Render the following material again verbatim, leaving nothing out.

☆ ☆ ☆ ☆ ☆

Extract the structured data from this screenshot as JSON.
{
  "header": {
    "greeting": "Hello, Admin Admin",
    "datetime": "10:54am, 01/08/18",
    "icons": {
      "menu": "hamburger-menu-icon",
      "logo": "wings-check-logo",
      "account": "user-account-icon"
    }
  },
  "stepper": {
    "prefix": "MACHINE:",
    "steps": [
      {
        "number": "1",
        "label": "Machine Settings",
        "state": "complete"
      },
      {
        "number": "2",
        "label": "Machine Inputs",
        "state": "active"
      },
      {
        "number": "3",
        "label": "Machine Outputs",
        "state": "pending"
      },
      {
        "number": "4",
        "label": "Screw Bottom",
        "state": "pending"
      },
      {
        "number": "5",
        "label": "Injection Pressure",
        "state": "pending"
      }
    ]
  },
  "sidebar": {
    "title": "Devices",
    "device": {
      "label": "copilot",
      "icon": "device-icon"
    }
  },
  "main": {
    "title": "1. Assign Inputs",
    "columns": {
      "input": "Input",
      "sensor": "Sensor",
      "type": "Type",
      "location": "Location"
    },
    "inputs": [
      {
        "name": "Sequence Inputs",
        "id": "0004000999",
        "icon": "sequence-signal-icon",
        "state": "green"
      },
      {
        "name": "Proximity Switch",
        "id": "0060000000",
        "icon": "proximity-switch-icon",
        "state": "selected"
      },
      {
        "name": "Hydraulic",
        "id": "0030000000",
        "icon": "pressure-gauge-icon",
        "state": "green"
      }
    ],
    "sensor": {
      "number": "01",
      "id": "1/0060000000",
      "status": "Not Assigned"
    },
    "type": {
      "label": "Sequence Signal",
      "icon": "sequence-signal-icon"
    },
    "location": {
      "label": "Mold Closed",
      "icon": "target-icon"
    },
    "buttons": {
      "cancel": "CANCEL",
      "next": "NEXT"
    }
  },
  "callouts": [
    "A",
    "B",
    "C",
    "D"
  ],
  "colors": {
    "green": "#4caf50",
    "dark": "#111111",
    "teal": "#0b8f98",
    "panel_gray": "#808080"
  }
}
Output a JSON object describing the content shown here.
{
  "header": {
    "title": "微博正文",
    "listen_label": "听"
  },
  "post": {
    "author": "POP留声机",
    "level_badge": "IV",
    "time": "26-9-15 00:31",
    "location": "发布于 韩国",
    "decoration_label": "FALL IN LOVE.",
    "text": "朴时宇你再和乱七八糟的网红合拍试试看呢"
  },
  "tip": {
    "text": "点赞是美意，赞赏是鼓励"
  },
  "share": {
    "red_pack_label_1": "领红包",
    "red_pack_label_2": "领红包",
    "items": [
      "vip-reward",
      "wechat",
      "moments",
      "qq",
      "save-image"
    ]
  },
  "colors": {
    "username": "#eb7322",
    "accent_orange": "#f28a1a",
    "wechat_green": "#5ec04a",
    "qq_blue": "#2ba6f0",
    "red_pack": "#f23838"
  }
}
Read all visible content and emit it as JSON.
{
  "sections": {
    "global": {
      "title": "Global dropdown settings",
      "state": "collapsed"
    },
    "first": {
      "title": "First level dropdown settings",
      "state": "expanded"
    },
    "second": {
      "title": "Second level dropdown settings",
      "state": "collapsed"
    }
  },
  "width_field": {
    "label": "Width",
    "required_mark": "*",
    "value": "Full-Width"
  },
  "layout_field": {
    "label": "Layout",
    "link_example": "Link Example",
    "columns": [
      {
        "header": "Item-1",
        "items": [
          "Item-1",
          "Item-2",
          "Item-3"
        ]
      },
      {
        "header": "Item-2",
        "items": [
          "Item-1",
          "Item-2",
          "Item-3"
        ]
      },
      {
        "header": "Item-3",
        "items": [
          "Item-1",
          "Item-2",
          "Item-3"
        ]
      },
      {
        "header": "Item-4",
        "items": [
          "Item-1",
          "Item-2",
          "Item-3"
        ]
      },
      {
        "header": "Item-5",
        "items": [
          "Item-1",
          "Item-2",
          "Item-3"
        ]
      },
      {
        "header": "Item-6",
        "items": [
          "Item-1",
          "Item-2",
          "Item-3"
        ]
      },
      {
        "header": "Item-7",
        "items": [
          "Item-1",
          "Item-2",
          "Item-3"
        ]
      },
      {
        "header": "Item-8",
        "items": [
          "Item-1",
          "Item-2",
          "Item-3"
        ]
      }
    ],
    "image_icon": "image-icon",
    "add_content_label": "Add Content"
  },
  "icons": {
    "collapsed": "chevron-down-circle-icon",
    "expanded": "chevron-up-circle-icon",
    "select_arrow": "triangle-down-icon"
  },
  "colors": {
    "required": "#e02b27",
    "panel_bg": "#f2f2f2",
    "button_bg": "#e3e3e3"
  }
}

☆ ☆ ☆ ☆ ☆

Response below
Extract the structured data from this screenshot as JSON.
{
  "header": {
    "greeting": "Hello, Admin Admin",
    "datetime": "10:54am, 01/08/18",
    "icons": {
      "menu": "hamburger-menu-icon",
      "logo": "wings-check-logo",
      "account": "user-account-icon"
    }
  },
  "stepper": {
    "prefix": "MACHINE:",
    "steps": [
      {
        "number": "1",
        "label": "Machine Settings",
        "state": "complete"
      },
      {
        "number": "2",
        "label": "Machine Inputs",
        "state": "active"
      },
      {
        "number": "3",
        "label": "Machine Outputs",
        "state": "pending"
      },
      {
        "number": "4",
        "label": "Screw Bottom",
        "state": "pending"
      },
      {
        "number": "5",
        "label": "Injection Pressure",
        "state": "pending"
      }
    ]
  },
  "sidebar": {
    "title": "Devices",
    "device": {
      "label": "copilot",
      "icon": "device-icon"
    }
  },
  "main": {
    "title": "1. Assign Inputs",
    "columns": {
      "input": "Input",
      "sensor": "Sensor",
      "type": "Type",
      "location": "Location"
    },
    "inputs": [
      {
        "name": "Sequence Inputs",
        "id": "0004000999",
        "icon": "sequence-signal-icon",
        "state": "green"
      },
      {
        "name": "Proximity Switch",
        "id": "0060000000",
        "icon": "proximity-switch-icon",
        "state": "selected"
      },
      {
        "name": "Hydraulic",
        "id": "0030000000",
        "icon": "pressure-gauge-icon",
        "state": "green"
      }
    ],
    "sensor": {
      "number": "01",
      "id": "1/0060000000",
      "status": "Not Assigned"
    },
    "type": {
      "label": "Sequence Signal",
      "icon": "sequence-signal-icon"
    },
    "location": {
      "label": "Mold Closed",
      "icon": "target-icon"
    },
    "buttons": {
      "cancel": "CANCEL",
      "next": "NEXT"
    }
  },
  "callouts": [
    "A",
    "B",
    "C",
    "D"
  ],
  "colors": {
    "green": "#4caf50",
    "dark": "#111111",
    "teal": "#0b8f98",
    "panel_gray": "#808080"
  }
}
Output a JSON object describing the content shown here.
{
  "header": {
    "title": "微博正文",
    "listen_label": "听"
  },
  "post": {
    "author": "POP留声机",
    "level_badge": "IV",
    "time": "26-9-15 00:31",
    "location": "发布于 韩国",
    "decoration_label": "FALL IN LOVE.",
    "text": "朴时宇你再和乱七八糟的网红合拍试试看呢"
  },
  "tip": {
    "text": "点赞是美意，赞赏是鼓励"
  },
  "share": {
    "red_pack_label_1": "领红包",
    "red_pack_label_2": "领红包",
    "items": [
      "vip-reward",
      "wechat",
      "moments",
      "qq",
      "save-image"
    ]
  },
  "colors": {
    "username": "#eb7322",
    "accent_orange": "#f28a1a",
    "wechat_green": "#5ec04a",
    "qq_blue": "#2ba6f0",
    "red_pack": "#f23838"
  }
}
Read all visible content and emit it as JSON.
{
  "sections": {
    "global": {
      "title": "Global dropdown settings",
      "state": "collapsed"
    },
    "first": {
      "title": "First level dropdown settings",
      "state": "expanded"
    },
    "second": {
      "title": "Second level dropdown settings",
      "state": "collapsed"
    }
  },
  "width_field": {
    "label": "Width",
    "required_mark": "*",
    "value": "Full-Width"
  },
  "layout_field": {
    "label": "Layout",
    "link_example": "Link Example",
    "columns": [
      {
        "header": "Item-1",
        "items": [
          "Item-1",
          "Item-2",
          "Item-3"
        ]
      },
      {
        "header": "Item-2",
        "items": [
          "Item-1",
          "Item-2",
          "Item-3"
        ]
      },
      {
        "header": "Item-3",
        "items": [
          "Item-1",
          "Item-2",
          "Item-3"
        ]
      },
      {
        "header": "Item-4",
        "items": [
          "Item-1",
          "Item-2",
          "Item-3"
        ]
      },
      {
        "header": "Item-5",
        "items": [
          "Item-1",
          "Item-2",
          "Item-3"
        ]
      },
      {
        "header": "Item-6",
        "items": [
          "Item-1",
          "Item-2",
          "Item-3"
        ]
      },
      {
        "header": "Item-7",
        "items": [
          "Item-1",
          "Item-2",
          "Item-3"
        ]
      },
      {
        "header": "Item-8",
        "items": [
          "Item-1",
          "Item-2",
          "Item-3"
        ]
      }
    ],
    "image_icon": "image-icon",
    "add_content_label": "Add Content"
  },
  "icons": {
    "collapsed": "chevron-down-circle-icon",
    "expanded": "chevron-up-circle-icon",
    "select_arrow": "triangle-down-icon"
  },
  "colors": {
    "required": "#e02b27",
    "panel_bg": "#f2f2f2",
    "button_bg": "#e3e3e3"
  }
}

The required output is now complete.